## Your objective
Select each line where the word "JSON" appears.

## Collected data
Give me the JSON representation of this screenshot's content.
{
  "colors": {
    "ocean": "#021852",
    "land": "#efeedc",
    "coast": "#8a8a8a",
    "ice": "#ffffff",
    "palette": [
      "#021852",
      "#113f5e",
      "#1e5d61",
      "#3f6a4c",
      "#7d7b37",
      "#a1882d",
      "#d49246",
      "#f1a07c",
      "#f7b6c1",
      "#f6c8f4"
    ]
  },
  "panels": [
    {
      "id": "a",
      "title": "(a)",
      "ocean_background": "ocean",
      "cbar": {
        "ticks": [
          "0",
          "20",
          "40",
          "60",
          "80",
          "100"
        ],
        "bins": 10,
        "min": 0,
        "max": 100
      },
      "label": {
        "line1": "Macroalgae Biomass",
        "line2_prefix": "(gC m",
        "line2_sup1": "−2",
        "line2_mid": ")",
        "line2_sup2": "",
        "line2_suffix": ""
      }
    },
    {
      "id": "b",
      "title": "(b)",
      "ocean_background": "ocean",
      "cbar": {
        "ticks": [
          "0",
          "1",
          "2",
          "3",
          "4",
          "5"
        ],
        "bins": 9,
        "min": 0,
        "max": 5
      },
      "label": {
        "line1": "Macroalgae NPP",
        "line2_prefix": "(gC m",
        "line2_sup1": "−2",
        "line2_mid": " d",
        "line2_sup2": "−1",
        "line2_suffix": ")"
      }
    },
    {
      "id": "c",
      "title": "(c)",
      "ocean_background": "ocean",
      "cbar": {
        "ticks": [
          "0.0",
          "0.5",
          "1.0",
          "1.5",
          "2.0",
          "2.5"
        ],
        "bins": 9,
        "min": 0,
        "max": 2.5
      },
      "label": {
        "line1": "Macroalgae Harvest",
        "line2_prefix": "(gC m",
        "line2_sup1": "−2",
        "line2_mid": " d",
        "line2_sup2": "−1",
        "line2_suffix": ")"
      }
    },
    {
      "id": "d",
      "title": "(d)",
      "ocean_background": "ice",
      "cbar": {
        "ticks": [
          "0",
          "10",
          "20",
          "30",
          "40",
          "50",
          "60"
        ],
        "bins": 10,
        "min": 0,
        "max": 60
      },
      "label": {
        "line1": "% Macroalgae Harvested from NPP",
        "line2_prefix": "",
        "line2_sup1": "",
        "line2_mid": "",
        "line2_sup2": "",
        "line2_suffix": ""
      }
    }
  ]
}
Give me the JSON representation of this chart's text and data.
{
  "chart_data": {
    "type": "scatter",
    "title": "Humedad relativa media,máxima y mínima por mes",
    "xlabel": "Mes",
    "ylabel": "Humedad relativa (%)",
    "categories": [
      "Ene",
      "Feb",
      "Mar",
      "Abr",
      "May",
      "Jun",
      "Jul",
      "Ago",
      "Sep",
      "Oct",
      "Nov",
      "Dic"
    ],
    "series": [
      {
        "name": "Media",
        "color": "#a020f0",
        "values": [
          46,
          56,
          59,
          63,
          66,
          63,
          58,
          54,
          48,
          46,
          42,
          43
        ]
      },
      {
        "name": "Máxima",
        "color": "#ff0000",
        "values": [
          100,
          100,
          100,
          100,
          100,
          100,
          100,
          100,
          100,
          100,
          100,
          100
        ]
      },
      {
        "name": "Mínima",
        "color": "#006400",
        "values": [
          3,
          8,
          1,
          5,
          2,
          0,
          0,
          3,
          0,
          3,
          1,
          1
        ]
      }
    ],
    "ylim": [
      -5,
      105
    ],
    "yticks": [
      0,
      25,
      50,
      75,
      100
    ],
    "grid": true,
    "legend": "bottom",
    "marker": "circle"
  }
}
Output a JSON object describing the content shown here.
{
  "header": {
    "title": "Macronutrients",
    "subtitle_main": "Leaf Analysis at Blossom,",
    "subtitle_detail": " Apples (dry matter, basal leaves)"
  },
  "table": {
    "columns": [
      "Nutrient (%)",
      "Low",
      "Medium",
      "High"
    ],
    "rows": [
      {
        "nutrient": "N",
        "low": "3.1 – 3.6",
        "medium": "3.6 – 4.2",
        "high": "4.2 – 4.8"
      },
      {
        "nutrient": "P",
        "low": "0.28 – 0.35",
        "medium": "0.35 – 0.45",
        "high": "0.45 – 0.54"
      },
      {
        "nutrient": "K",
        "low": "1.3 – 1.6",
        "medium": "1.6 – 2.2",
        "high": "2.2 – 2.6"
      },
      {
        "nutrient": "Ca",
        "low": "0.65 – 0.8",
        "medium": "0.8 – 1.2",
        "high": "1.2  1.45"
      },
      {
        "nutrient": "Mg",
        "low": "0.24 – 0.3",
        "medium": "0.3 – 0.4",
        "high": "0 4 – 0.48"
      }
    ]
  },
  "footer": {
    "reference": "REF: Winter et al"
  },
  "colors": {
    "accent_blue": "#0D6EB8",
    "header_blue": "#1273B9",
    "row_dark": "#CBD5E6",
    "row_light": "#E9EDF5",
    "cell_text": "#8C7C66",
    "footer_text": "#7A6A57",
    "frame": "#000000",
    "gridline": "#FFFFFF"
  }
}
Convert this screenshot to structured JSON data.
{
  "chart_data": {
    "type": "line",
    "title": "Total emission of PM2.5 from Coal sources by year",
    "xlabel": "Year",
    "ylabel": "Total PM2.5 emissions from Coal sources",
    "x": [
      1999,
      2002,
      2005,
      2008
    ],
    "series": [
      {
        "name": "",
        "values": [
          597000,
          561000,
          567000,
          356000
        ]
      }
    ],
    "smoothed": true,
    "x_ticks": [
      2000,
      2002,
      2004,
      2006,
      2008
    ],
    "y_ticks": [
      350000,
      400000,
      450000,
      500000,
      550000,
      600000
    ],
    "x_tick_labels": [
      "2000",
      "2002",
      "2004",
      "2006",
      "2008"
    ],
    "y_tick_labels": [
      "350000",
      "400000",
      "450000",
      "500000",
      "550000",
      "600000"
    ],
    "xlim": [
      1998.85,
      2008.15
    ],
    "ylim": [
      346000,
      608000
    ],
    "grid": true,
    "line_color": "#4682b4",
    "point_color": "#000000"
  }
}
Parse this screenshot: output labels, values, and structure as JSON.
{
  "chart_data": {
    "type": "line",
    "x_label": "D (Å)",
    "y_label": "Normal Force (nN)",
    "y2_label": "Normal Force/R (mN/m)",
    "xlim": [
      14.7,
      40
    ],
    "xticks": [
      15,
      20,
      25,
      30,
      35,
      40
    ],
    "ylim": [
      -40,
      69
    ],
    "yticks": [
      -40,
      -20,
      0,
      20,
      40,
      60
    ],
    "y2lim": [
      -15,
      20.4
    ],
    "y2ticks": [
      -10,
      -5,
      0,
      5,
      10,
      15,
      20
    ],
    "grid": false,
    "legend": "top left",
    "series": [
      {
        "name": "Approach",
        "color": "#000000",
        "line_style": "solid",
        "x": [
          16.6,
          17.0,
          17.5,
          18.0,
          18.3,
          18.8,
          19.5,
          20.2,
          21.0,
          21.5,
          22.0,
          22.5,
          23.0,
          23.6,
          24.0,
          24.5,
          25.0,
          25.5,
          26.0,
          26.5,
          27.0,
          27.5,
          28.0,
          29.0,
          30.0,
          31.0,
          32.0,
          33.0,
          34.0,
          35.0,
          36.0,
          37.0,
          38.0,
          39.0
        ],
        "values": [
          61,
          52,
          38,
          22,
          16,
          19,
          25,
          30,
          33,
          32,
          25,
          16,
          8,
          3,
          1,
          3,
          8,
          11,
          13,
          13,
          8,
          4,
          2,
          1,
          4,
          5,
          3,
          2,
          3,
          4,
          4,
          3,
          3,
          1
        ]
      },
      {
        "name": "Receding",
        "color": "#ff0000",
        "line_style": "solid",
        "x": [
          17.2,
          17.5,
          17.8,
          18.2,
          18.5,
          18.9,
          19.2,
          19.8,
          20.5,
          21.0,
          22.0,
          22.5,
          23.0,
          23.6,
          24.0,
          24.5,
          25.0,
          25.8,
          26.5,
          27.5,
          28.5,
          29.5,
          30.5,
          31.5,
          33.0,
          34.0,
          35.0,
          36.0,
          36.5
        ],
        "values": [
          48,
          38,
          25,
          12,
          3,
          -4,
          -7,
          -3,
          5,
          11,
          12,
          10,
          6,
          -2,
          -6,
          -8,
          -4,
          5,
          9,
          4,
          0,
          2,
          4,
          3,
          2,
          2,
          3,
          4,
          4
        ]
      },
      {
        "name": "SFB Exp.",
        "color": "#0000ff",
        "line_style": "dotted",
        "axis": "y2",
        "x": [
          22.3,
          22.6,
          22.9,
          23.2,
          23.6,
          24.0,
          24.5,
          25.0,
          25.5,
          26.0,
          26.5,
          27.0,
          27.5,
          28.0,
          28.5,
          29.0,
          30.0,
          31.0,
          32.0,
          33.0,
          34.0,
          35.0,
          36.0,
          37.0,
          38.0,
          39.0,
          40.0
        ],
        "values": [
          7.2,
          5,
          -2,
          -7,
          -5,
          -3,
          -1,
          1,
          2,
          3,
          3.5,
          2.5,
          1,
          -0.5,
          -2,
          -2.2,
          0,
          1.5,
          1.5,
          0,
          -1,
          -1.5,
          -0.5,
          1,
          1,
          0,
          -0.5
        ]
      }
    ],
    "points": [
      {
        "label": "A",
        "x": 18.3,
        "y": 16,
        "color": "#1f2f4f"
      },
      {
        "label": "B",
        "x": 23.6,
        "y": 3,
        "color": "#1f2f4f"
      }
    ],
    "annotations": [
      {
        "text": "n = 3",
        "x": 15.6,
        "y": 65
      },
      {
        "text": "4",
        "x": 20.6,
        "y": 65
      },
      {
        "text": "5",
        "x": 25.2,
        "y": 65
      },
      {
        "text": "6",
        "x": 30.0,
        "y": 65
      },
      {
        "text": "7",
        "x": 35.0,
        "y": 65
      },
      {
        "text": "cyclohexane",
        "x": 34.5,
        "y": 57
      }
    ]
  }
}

## Task answer
Give me the JSON representation of this screenshot's content.
Give me the JSON representation of this chart's text and data.
Output a JSON object describing the content shown here.
Convert this screenshot to structured JSON data.
Parse this screenshot: output labels, values, and structure as JSON.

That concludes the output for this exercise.